In the records below, locate the line containing "Convert this document image to plain text."; output that line and every following line through the last, exactly.

* begin Data *

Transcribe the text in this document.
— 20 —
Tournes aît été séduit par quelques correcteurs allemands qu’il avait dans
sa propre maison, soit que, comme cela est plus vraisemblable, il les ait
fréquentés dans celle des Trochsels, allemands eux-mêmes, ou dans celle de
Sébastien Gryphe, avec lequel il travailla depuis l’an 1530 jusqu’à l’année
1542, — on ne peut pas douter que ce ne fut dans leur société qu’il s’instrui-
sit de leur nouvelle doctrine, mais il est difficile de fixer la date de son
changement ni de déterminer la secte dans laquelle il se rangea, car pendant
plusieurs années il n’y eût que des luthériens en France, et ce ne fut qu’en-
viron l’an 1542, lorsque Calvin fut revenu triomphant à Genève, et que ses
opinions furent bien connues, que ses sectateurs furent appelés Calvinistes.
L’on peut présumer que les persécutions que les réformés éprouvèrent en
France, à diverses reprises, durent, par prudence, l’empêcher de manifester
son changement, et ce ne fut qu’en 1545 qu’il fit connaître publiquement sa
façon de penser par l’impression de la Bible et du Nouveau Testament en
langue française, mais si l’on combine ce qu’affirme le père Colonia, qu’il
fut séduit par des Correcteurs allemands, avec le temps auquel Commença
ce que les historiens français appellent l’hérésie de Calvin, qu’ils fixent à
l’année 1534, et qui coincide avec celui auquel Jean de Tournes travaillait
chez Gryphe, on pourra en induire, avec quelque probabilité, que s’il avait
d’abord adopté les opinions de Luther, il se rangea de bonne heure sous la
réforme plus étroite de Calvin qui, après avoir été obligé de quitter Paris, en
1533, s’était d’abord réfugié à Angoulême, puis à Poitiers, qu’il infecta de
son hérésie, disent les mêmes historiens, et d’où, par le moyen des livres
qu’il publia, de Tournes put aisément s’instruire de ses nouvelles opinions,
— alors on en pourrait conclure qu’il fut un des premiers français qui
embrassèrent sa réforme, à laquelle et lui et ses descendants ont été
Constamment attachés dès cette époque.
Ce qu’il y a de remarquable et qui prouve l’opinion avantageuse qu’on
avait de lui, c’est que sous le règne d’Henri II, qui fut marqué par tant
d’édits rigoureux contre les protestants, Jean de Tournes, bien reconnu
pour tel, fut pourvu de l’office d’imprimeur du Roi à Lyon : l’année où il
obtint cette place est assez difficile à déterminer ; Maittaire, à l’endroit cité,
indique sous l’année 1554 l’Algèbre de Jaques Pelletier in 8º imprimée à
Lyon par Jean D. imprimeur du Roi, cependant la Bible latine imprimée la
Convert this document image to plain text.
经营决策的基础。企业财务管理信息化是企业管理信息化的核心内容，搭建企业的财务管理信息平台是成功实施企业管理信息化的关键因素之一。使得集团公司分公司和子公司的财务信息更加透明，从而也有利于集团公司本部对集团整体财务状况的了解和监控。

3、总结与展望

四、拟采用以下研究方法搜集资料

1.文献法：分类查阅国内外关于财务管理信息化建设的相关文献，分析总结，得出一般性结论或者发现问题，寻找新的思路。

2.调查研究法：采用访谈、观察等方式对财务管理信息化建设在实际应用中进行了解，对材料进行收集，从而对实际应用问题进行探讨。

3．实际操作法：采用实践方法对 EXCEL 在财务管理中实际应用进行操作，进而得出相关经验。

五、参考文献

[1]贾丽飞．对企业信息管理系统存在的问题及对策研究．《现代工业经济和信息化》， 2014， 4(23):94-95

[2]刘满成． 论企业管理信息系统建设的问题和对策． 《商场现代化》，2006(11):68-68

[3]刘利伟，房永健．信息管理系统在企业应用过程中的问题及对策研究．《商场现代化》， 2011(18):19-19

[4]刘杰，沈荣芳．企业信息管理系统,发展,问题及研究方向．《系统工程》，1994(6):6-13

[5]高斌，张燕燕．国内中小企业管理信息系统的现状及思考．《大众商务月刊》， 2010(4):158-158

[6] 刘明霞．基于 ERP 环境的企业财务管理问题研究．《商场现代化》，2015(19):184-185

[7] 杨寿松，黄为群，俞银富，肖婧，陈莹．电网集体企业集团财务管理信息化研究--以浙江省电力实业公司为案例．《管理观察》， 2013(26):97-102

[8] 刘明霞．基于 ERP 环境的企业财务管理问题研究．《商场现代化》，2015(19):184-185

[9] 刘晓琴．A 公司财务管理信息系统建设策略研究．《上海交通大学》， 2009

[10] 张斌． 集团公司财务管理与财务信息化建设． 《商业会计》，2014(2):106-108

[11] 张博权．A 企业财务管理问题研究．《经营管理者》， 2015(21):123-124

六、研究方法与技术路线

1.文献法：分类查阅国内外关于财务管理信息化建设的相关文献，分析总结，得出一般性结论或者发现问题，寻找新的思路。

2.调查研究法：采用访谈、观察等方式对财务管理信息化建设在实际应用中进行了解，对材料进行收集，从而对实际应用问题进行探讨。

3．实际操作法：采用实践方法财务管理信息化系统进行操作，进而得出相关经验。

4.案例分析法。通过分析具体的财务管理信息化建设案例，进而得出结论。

* end Data *

▶ [Finished exercise]:
Convert this document image to plain text.
经营决策的基础。企业财务管理信息化是企业管理信息化的核心内容，搭建企业的财务管理信息平台是成功实施企业管理信息化的关键因素之一。使得集团公司分公司和子公司的财务信息更加透明，从而也有利于集团公司本部对集团整体财务状况的了解和监控。

3、总结与展望

四、拟采用以下研究方法搜集资料

1.文献法：分类查阅国内外关于财务管理信息化建设的相关文献，分析总结，得出一般性结论或者发现问题，寻找新的思路。

2.调查研究法：采用访谈、观察等方式对财务管理信息化建设在实际应用中进行了解，对材料进行收集，从而对实际应用问题进行探讨。

3．实际操作法：采用实践方法对 EXCEL 在财务管理中实际应用进行操作，进而得出相关经验。

五、参考文献

[1]贾丽飞．对企业信息管理系统存在的问题及对策研究．《现代工业经济和信息化》， 2014， 4(23):94-95

[2]刘满成． 论企业管理信息系统建设的问题和对策． 《商场现代化》，2006(11):68-68

[3]刘利伟，房永健．信息管理系统在企业应用过程中的问题及对策研究．《商场现代化》， 2011(18):19-19

[4]刘杰，沈荣芳．企业信息管理系统,发展,问题及研究方向．《系统工程》，1994(6):6-13

[5]高斌，张燕燕．国内中小企业管理信息系统的现状及思考．《大众商务月刊》， 2010(4):158-158

[6] 刘明霞．基于 ERP 环境的企业财务管理问题研究．《商场现代化》，2015(19):184-185

[7] 杨寿松，黄为群，俞银富，肖婧，陈莹．电网集体企业集团财务管理信息化研究--以浙江省电力实业公司为案例．《管理观察》， 2013(26):97-102

[8] 刘明霞．基于 ERP 环境的企业财务管理问题研究．《商场现代化》，2015(19):184-185

[9] 刘晓琴．A 公司财务管理信息系统建设策略研究．《上海交通大学》， 2009

[10] 张斌． 集团公司财务管理与财务信息化建设． 《商业会计》，2014(2):106-108

[11] 张博权．A 企业财务管理问题研究．《经营管理者》， 2015(21):123-124

六、研究方法与技术路线

1.文献法：分类查阅国内外关于财务管理信息化建设的相关文献，分析总结，得出一般性结论或者发现问题，寻找新的思路。

2.调查研究法：采用访谈、观察等方式对财务管理信息化建设在实际应用中进行了解，对材料进行收集，从而对实际应用问题进行探讨。

3．实际操作法：采用实践方法财务管理信息化系统进行操作，进而得出相关经验。

4.案例分析法。通过分析具体的财务管理信息化建设案例，进而得出结论。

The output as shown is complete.